**WHAT IS NEEDED**
Write out the entire listing below exactly, with the pictures left out.
-- Start EXTRACTED INFORMATION --
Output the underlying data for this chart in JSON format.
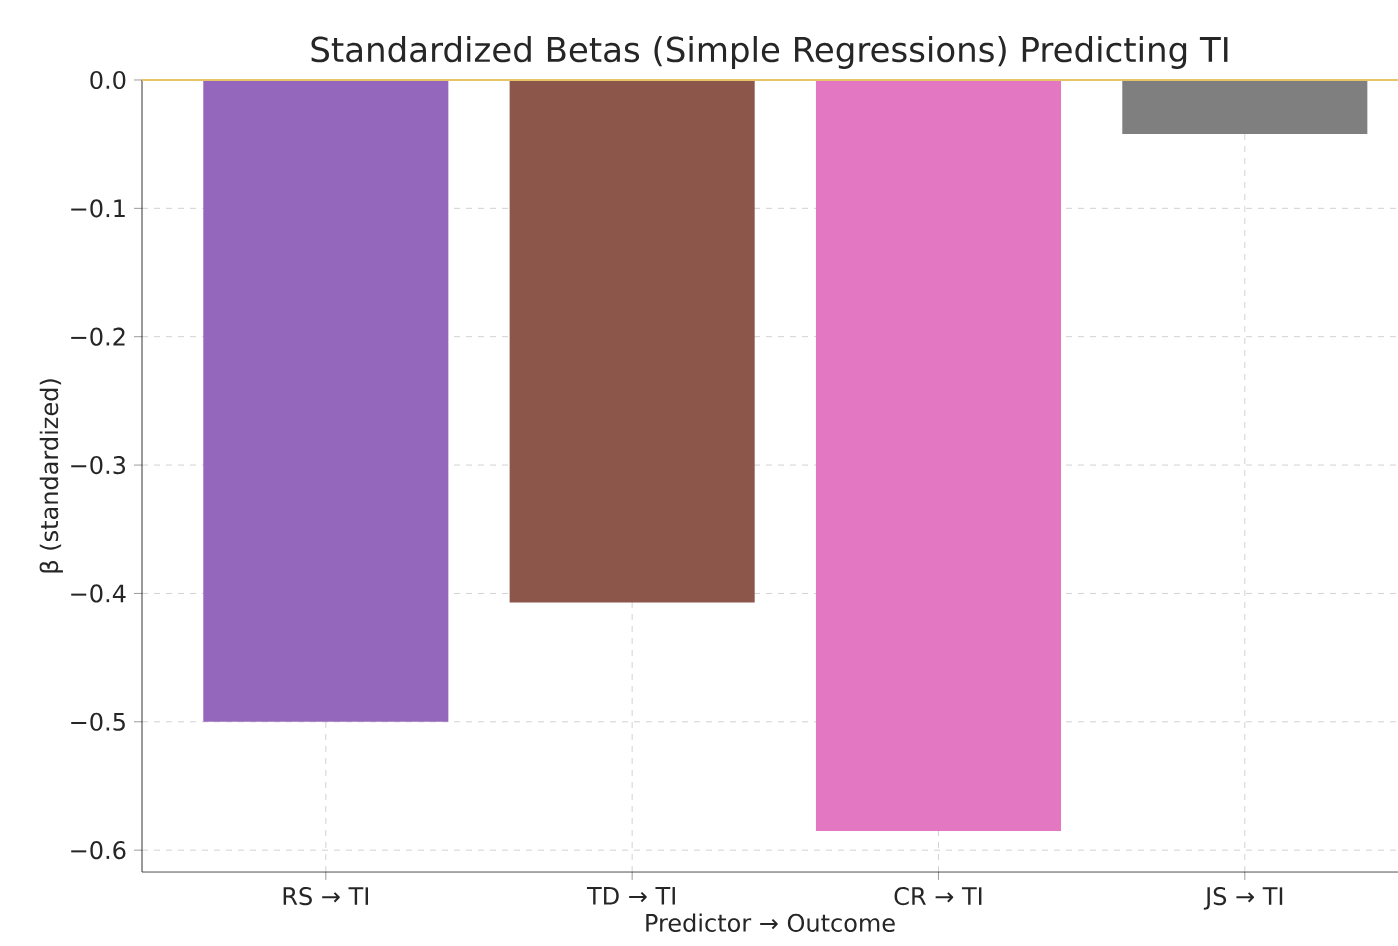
{
  "chart_data": {
    "type": "bar",
    "title": "Standardized Betas (Simple Regressions) Predicting TI",
    "xlabel": "Predictor → Outcome",
    "ylabel": "β (standardized)",
    "categories": [
      "RS → TI",
      "TD → TI",
      "CR → TI",
      "JS → TI"
    ],
    "values": [
      -0.5,
      -0.407,
      -0.585,
      -0.042
    ],
    "colors": [
      "#9467bd",
      "#8c564b",
      "#e377c2",
      "#7f7f7f"
    ],
    "ylim": [
      -0.617,
      0
    ],
    "yticks": [
      {
        "value": -0.6,
        "label": "−0.6"
      },
      {
        "value": -0.5,
        "label": "−0.5"
      },
      {
        "value": -0.4,
        "label": "−0.4"
      },
      {
        "value": -0.3,
        "label": "−0.3"
      },
      {
        "value": -0.2,
        "label": "−0.2"
      },
      {
        "value": -0.1,
        "label": "−0.1"
      },
      {
        "value": 0,
        "label": "0.0"
      }
    ],
    "ref_lines": [
      {
        "axis": "y",
        "value": 0,
        "color": "#e8c468"
      }
    ],
    "grid": true
  }
}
-- End EXTRACTED INFORMATION --
**SOLVED EXERCISE**
Output the underlying data for this chart in JSON format.
{
  "chart_data": {
    "type": "bar",
    "title": "Standardized Betas (Simple Regressions) Predicting TI",
    "xlabel": "Predictor → Outcome",
    "ylabel": "β (standardized)",
    "categories": [
      "RS → TI",
      "TD → TI",
      "CR → TI",
      "JS → TI"
    ],
    "values": [
      -0.5,
      -0.407,
      -0.585,
      -0.042
    ],
    "colors": [
      "#9467bd",
      "#8c564b",
      "#e377c2",
      "#7f7f7f"
    ],
    "ylim": [
      -0.617,
      0
    ],
    "yticks": [
      {
        "value": -0.6,
        "label": "−0.6"
      },
      {
        "value": -0.5,
        "label": "−0.5"
      },
      {
        "value": -0.4,
        "label": "−0.4"
      },
      {
        "value": -0.3,
        "label": "−0.3"
      },
      {
        "value": -0.2,
        "label": "−0.2"
      },
      {
        "value": -0.1,
        "label": "−0.1"
      },
      {
        "value": 0,
        "label": "0.0"
      }
    ],
    "ref_lines": [
      {
        "axis": "y",
        "value": 0,
        "color": "#e8c468"
      }
    ],
    "grid": true
  }
}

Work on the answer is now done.